Written exercise
Gather the lines below that include the string "zone", copying each in full.

Records for the exercise

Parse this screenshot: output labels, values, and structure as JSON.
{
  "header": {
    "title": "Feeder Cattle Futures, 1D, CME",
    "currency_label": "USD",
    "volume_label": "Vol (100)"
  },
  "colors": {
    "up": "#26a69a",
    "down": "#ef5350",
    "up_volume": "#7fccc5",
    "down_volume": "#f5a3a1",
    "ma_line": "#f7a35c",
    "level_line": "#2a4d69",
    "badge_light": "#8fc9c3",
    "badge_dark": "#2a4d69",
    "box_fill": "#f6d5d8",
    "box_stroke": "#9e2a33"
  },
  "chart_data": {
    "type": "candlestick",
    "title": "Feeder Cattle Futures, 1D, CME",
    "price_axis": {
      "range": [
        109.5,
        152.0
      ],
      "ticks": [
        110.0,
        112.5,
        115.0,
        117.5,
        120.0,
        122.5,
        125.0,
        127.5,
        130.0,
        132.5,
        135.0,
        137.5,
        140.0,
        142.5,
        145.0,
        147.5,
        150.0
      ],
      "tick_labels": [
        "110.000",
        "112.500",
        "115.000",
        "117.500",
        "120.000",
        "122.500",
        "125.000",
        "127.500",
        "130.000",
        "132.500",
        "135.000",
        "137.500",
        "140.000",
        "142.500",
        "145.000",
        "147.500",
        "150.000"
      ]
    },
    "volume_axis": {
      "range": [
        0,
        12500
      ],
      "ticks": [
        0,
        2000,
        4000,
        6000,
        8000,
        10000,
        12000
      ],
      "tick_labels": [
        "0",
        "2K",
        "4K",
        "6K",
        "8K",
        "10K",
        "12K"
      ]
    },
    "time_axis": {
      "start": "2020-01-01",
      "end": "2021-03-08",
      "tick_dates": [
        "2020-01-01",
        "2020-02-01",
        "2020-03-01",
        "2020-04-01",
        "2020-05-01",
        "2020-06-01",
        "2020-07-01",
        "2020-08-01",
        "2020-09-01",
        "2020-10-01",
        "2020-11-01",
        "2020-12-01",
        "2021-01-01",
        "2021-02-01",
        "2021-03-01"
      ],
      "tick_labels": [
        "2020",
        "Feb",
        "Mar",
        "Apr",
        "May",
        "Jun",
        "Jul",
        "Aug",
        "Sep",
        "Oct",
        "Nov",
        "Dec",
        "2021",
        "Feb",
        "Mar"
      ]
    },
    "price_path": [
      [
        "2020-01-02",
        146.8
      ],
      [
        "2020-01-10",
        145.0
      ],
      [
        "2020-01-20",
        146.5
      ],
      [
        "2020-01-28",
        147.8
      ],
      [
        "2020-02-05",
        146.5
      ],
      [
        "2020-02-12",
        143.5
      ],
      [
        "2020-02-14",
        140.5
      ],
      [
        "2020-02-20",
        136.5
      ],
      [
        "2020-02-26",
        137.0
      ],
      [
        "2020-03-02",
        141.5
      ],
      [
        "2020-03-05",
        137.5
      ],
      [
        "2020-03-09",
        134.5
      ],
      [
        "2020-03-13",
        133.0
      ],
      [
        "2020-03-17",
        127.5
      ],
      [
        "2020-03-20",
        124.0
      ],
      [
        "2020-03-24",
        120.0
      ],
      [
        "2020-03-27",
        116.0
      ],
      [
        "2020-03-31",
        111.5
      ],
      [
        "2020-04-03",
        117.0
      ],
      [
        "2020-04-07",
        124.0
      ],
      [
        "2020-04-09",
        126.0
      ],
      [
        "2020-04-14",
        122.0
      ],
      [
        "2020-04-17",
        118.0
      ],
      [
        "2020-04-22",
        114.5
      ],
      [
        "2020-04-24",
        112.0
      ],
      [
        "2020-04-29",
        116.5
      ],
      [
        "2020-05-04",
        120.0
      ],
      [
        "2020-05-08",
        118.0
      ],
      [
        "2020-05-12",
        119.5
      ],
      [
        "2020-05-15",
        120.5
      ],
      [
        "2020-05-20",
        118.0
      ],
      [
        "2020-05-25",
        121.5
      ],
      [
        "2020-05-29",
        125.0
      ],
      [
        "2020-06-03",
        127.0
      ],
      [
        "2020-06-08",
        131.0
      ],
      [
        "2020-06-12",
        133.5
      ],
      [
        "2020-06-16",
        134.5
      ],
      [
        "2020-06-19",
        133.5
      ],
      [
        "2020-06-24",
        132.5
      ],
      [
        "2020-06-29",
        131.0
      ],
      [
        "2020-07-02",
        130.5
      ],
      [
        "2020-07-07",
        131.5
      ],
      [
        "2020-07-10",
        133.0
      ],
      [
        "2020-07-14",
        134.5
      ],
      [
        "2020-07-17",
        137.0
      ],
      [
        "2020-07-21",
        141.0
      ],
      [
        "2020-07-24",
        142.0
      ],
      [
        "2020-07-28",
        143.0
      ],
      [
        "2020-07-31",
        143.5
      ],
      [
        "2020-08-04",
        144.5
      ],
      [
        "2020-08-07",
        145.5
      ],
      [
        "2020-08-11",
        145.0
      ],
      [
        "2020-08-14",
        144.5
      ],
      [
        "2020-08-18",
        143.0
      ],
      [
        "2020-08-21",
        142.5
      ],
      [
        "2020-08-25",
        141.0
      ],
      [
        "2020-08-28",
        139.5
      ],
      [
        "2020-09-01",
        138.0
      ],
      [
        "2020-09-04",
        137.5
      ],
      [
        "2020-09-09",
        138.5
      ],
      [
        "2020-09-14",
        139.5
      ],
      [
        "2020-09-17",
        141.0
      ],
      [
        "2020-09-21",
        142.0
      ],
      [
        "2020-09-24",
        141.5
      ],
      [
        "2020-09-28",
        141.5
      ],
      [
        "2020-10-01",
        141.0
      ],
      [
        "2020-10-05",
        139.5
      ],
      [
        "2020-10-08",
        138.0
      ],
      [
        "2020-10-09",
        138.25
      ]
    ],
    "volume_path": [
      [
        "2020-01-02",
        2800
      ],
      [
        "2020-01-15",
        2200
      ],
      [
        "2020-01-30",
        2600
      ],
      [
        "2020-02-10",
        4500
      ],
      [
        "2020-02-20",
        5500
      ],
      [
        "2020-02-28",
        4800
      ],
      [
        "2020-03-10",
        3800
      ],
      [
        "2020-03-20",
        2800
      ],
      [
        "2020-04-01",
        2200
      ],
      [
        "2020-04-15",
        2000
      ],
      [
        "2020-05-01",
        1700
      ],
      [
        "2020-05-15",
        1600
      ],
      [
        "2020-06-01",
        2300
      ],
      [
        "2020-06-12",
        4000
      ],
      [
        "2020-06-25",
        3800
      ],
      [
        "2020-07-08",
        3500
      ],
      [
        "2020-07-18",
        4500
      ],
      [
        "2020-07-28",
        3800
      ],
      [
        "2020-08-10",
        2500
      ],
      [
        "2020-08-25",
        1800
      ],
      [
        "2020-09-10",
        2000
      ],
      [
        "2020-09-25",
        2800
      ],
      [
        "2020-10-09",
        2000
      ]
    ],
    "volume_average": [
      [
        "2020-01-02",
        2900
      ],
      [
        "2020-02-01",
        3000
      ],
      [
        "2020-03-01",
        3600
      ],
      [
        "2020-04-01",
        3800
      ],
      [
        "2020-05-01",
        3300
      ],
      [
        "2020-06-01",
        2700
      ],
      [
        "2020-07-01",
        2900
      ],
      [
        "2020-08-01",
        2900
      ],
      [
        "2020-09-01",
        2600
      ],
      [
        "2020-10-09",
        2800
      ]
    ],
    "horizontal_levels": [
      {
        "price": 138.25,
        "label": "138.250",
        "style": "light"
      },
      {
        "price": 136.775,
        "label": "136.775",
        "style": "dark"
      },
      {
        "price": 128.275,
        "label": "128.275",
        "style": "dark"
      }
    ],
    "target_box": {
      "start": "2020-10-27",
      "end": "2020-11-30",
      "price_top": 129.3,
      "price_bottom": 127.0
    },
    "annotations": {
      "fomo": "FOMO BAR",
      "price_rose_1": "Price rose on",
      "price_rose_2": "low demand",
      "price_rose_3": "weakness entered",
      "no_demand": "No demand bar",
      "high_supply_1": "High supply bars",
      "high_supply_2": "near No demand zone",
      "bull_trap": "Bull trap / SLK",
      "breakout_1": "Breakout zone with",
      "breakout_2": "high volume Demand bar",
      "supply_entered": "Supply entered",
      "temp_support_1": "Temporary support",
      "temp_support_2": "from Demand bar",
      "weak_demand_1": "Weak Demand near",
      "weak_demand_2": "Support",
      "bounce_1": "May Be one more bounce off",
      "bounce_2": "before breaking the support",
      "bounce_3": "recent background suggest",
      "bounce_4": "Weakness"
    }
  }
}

Written response
      "high_supply_2": "near No demand zone",
      "breakout_1": "Breakout zone with",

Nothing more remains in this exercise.